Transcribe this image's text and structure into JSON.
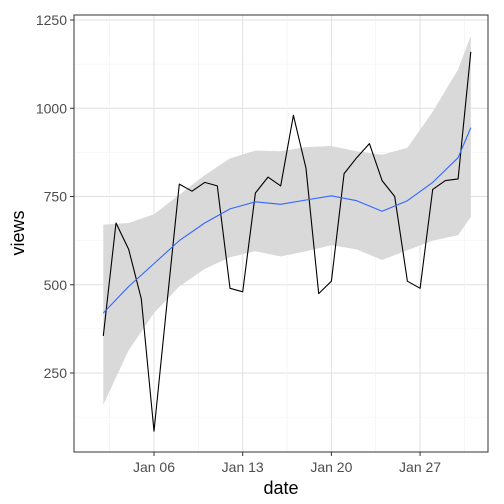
{
  "chart_data": {
    "type": "line",
    "xlabel": "date",
    "ylabel": "views",
    "x_axis": {
      "scale": "date",
      "range": [
        "2016-01-01",
        "2016-01-31"
      ],
      "ticks": [
        "Jan 06",
        "Jan 13",
        "Jan 20",
        "Jan 27"
      ]
    },
    "y_axis": {
      "range": [
        50,
        1250
      ],
      "ticks": [
        250,
        500,
        750,
        1000,
        1250
      ]
    },
    "grid": true,
    "legend": "none",
    "series": [
      {
        "kind": "observed",
        "color": "#000000",
        "x": [
          "2016-01-02",
          "2016-01-03",
          "2016-01-04",
          "2016-01-05",
          "2016-01-06",
          "2016-01-07",
          "2016-01-08",
          "2016-01-09",
          "2016-01-10",
          "2016-01-11",
          "2016-01-12",
          "2016-01-13",
          "2016-01-14",
          "2016-01-15",
          "2016-01-16",
          "2016-01-17",
          "2016-01-18",
          "2016-01-19",
          "2016-01-20",
          "2016-01-21",
          "2016-01-22",
          "2016-01-23",
          "2016-01-24",
          "2016-01-25",
          "2016-01-26",
          "2016-01-27",
          "2016-01-28",
          "2016-01-29",
          "2016-01-30",
          "2016-01-31"
        ],
        "y": [
          355,
          675,
          600,
          460,
          85,
          440,
          785,
          765,
          790,
          780,
          490,
          480,
          760,
          805,
          780,
          980,
          830,
          475,
          510,
          815,
          860,
          900,
          795,
          750,
          510,
          490,
          770,
          795,
          800,
          1160
        ]
      },
      {
        "kind": "smooth",
        "color": "#3366ff",
        "x": [
          "2016-01-02",
          "2016-01-04",
          "2016-01-06",
          "2016-01-08",
          "2016-01-10",
          "2016-01-12",
          "2016-01-14",
          "2016-01-16",
          "2016-01-18",
          "2016-01-20",
          "2016-01-22",
          "2016-01-24",
          "2016-01-26",
          "2016-01-28",
          "2016-01-30",
          "2016-01-31"
        ],
        "y": [
          420,
          495,
          560,
          625,
          675,
          715,
          735,
          728,
          740,
          752,
          738,
          708,
          738,
          790,
          860,
          945
        ]
      }
    ],
    "confidence_band": {
      "color": "#d9d9d9",
      "x": [
        "2016-01-02",
        "2016-01-04",
        "2016-01-06",
        "2016-01-08",
        "2016-01-10",
        "2016-01-12",
        "2016-01-14",
        "2016-01-16",
        "2016-01-18",
        "2016-01-20",
        "2016-01-22",
        "2016-01-24",
        "2016-01-26",
        "2016-01-28",
        "2016-01-30",
        "2016-01-31"
      ],
      "upper": [
        670,
        675,
        700,
        755,
        810,
        858,
        880,
        878,
        890,
        893,
        878,
        868,
        888,
        990,
        1110,
        1205
      ],
      "lower": [
        160,
        315,
        420,
        495,
        545,
        578,
        595,
        580,
        595,
        612,
        600,
        570,
        598,
        625,
        640,
        692
      ]
    }
  }
}
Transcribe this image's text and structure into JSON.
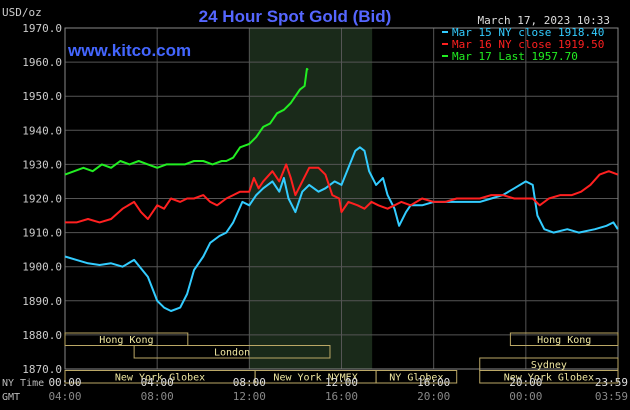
{
  "chart_data": {
    "type": "line",
    "title": "24 Hour Spot Gold (Bid)",
    "watermark": "www.kitco.com",
    "date": "March 17, 2023 10:33",
    "ylabel": "USD/oz",
    "ylim": [
      1870,
      1970
    ],
    "yticks": [
      "1970.0",
      "1960.0",
      "1950.0",
      "1940.0",
      "1930.0",
      "1920.0",
      "1910.0",
      "1900.0",
      "1890.0",
      "1880.0",
      "1870.0"
    ],
    "xlim": [
      0,
      24
    ],
    "grid": true,
    "legend_position": "top-right",
    "x_axes": [
      {
        "name": "NY Time",
        "ticks": [
          "00:00",
          "04:00",
          "08:00",
          "12:00",
          "16:00",
          "20:00",
          "23:59"
        ]
      },
      {
        "name": "GMT",
        "ticks": [
          "04:00",
          "08:00",
          "12:00",
          "16:00",
          "20:00",
          "00:00",
          "03:59"
        ]
      }
    ],
    "shaded_region_hours": [
      8,
      13.33
    ],
    "sessions": [
      {
        "label": "Hong Kong",
        "start": 0,
        "end": 5.33,
        "row": 0
      },
      {
        "label": "Hong Kong",
        "start": 19.33,
        "end": 24,
        "row": 0
      },
      {
        "label": "London",
        "start": 3,
        "end": 11.5,
        "row": 1
      },
      {
        "label": "Sydney",
        "start": 18,
        "end": 24,
        "row": 2
      },
      {
        "label": "New York Globex",
        "start": 0,
        "end": 8.25,
        "row": 3
      },
      {
        "label": "New York NYMEX",
        "start": 8.25,
        "end": 13.5,
        "row": 3
      },
      {
        "label": "NY Globex",
        "start": 13.5,
        "end": 17,
        "row": 3
      },
      {
        "label": "New York Globex",
        "start": 18,
        "end": 24,
        "row": 3
      }
    ],
    "series": [
      {
        "name": "Mar 15 NY close 1918.40",
        "color": "#33ccff",
        "points": [
          [
            0,
            1903
          ],
          [
            0.5,
            1902
          ],
          [
            1,
            1901
          ],
          [
            1.5,
            1900.5
          ],
          [
            2,
            1901
          ],
          [
            2.5,
            1900
          ],
          [
            3,
            1902
          ],
          [
            3.3,
            1899.5
          ],
          [
            3.6,
            1897
          ],
          [
            4,
            1890
          ],
          [
            4.3,
            1888
          ],
          [
            4.6,
            1887
          ],
          [
            5,
            1888
          ],
          [
            5.3,
            1892
          ],
          [
            5.6,
            1899
          ],
          [
            6,
            1903
          ],
          [
            6.3,
            1907
          ],
          [
            6.7,
            1909
          ],
          [
            7,
            1910
          ],
          [
            7.3,
            1913
          ],
          [
            7.7,
            1919
          ],
          [
            8,
            1918
          ],
          [
            8.3,
            1921
          ],
          [
            8.6,
            1923
          ],
          [
            9,
            1925
          ],
          [
            9.3,
            1922
          ],
          [
            9.5,
            1926
          ],
          [
            9.7,
            1920
          ],
          [
            10,
            1916
          ],
          [
            10.3,
            1922
          ],
          [
            10.6,
            1924
          ],
          [
            11,
            1922
          ],
          [
            11.3,
            1923
          ],
          [
            11.7,
            1925
          ],
          [
            12,
            1924
          ],
          [
            12.3,
            1929
          ],
          [
            12.6,
            1934
          ],
          [
            12.8,
            1935
          ],
          [
            13,
            1934
          ],
          [
            13.2,
            1928
          ],
          [
            13.5,
            1924
          ],
          [
            13.8,
            1926
          ],
          [
            14,
            1921
          ],
          [
            14.3,
            1917
          ],
          [
            14.5,
            1912
          ],
          [
            14.8,
            1916
          ],
          [
            15,
            1918
          ],
          [
            15.5,
            1918
          ],
          [
            16,
            1919
          ],
          [
            16.5,
            1919
          ],
          [
            17,
            1919
          ],
          [
            17.5,
            1919
          ],
          [
            18,
            1919
          ],
          [
            18.5,
            1920
          ],
          [
            19,
            1921
          ],
          [
            19.5,
            1923
          ],
          [
            20,
            1925
          ],
          [
            20.3,
            1924
          ],
          [
            20.5,
            1915
          ],
          [
            20.8,
            1911
          ],
          [
            21.2,
            1910
          ],
          [
            21.8,
            1911
          ],
          [
            22.3,
            1910
          ],
          [
            23,
            1911
          ],
          [
            23.5,
            1912
          ],
          [
            23.8,
            1913
          ],
          [
            23.99,
            1911
          ]
        ]
      },
      {
        "name": "Mar 16 NY close 1919.50",
        "color": "#ff2020",
        "points": [
          [
            0,
            1913
          ],
          [
            0.5,
            1913
          ],
          [
            1,
            1914
          ],
          [
            1.5,
            1913
          ],
          [
            2,
            1914
          ],
          [
            2.5,
            1917
          ],
          [
            3,
            1919
          ],
          [
            3.3,
            1916
          ],
          [
            3.6,
            1914
          ],
          [
            4,
            1918
          ],
          [
            4.3,
            1917
          ],
          [
            4.6,
            1920
          ],
          [
            5,
            1919
          ],
          [
            5.3,
            1920
          ],
          [
            5.6,
            1920
          ],
          [
            6,
            1921
          ],
          [
            6.3,
            1919
          ],
          [
            6.6,
            1918
          ],
          [
            7,
            1920
          ],
          [
            7.3,
            1921
          ],
          [
            7.6,
            1922
          ],
          [
            8,
            1922
          ],
          [
            8.2,
            1926
          ],
          [
            8.4,
            1923
          ],
          [
            8.6,
            1925
          ],
          [
            9,
            1928
          ],
          [
            9.3,
            1925
          ],
          [
            9.6,
            1930
          ],
          [
            9.8,
            1926
          ],
          [
            10,
            1921
          ],
          [
            10.3,
            1925
          ],
          [
            10.6,
            1929
          ],
          [
            11,
            1929
          ],
          [
            11.3,
            1927
          ],
          [
            11.6,
            1921
          ],
          [
            11.9,
            1920
          ],
          [
            12,
            1916
          ],
          [
            12.3,
            1919
          ],
          [
            12.7,
            1918
          ],
          [
            13,
            1917
          ],
          [
            13.3,
            1919
          ],
          [
            13.6,
            1918
          ],
          [
            14,
            1917
          ],
          [
            14.3,
            1918
          ],
          [
            14.6,
            1919
          ],
          [
            15,
            1918
          ],
          [
            15.5,
            1920
          ],
          [
            16,
            1919
          ],
          [
            16.5,
            1919
          ],
          [
            17,
            1920
          ],
          [
            17.5,
            1920
          ],
          [
            18,
            1920
          ],
          [
            18.5,
            1921
          ],
          [
            19,
            1921
          ],
          [
            19.5,
            1920
          ],
          [
            20,
            1920
          ],
          [
            20.3,
            1920
          ],
          [
            20.6,
            1918
          ],
          [
            21,
            1920
          ],
          [
            21.5,
            1921
          ],
          [
            22,
            1921
          ],
          [
            22.4,
            1922
          ],
          [
            22.8,
            1924
          ],
          [
            23.2,
            1927
          ],
          [
            23.6,
            1928
          ],
          [
            23.99,
            1927
          ]
        ]
      },
      {
        "name": "Mar 17 Last 1957.70",
        "color": "#22ee22",
        "points": [
          [
            0,
            1927
          ],
          [
            0.4,
            1928
          ],
          [
            0.8,
            1929
          ],
          [
            1.2,
            1928
          ],
          [
            1.6,
            1930
          ],
          [
            2,
            1929
          ],
          [
            2.4,
            1931
          ],
          [
            2.8,
            1930
          ],
          [
            3.2,
            1931
          ],
          [
            3.6,
            1930
          ],
          [
            4,
            1929
          ],
          [
            4.4,
            1930
          ],
          [
            4.8,
            1930
          ],
          [
            5.2,
            1930
          ],
          [
            5.6,
            1931
          ],
          [
            6,
            1931
          ],
          [
            6.4,
            1930
          ],
          [
            6.8,
            1931
          ],
          [
            7,
            1931
          ],
          [
            7.3,
            1932
          ],
          [
            7.6,
            1935
          ],
          [
            8,
            1936
          ],
          [
            8.3,
            1938
          ],
          [
            8.6,
            1941
          ],
          [
            8.9,
            1942
          ],
          [
            9.2,
            1945
          ],
          [
            9.5,
            1946
          ],
          [
            9.8,
            1948
          ],
          [
            10,
            1950
          ],
          [
            10.2,
            1952
          ],
          [
            10.4,
            1953
          ],
          [
            10.5,
            1958
          ],
          [
            10.55,
            1957.7
          ]
        ]
      }
    ]
  }
}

#### Requirement:
Search the material above for "close". Pull out each line where it shows up.

#### Answer below:
        "name": "Mar 15 NY close 1918.40",
        "name": "Mar 16 NY close 1919.50",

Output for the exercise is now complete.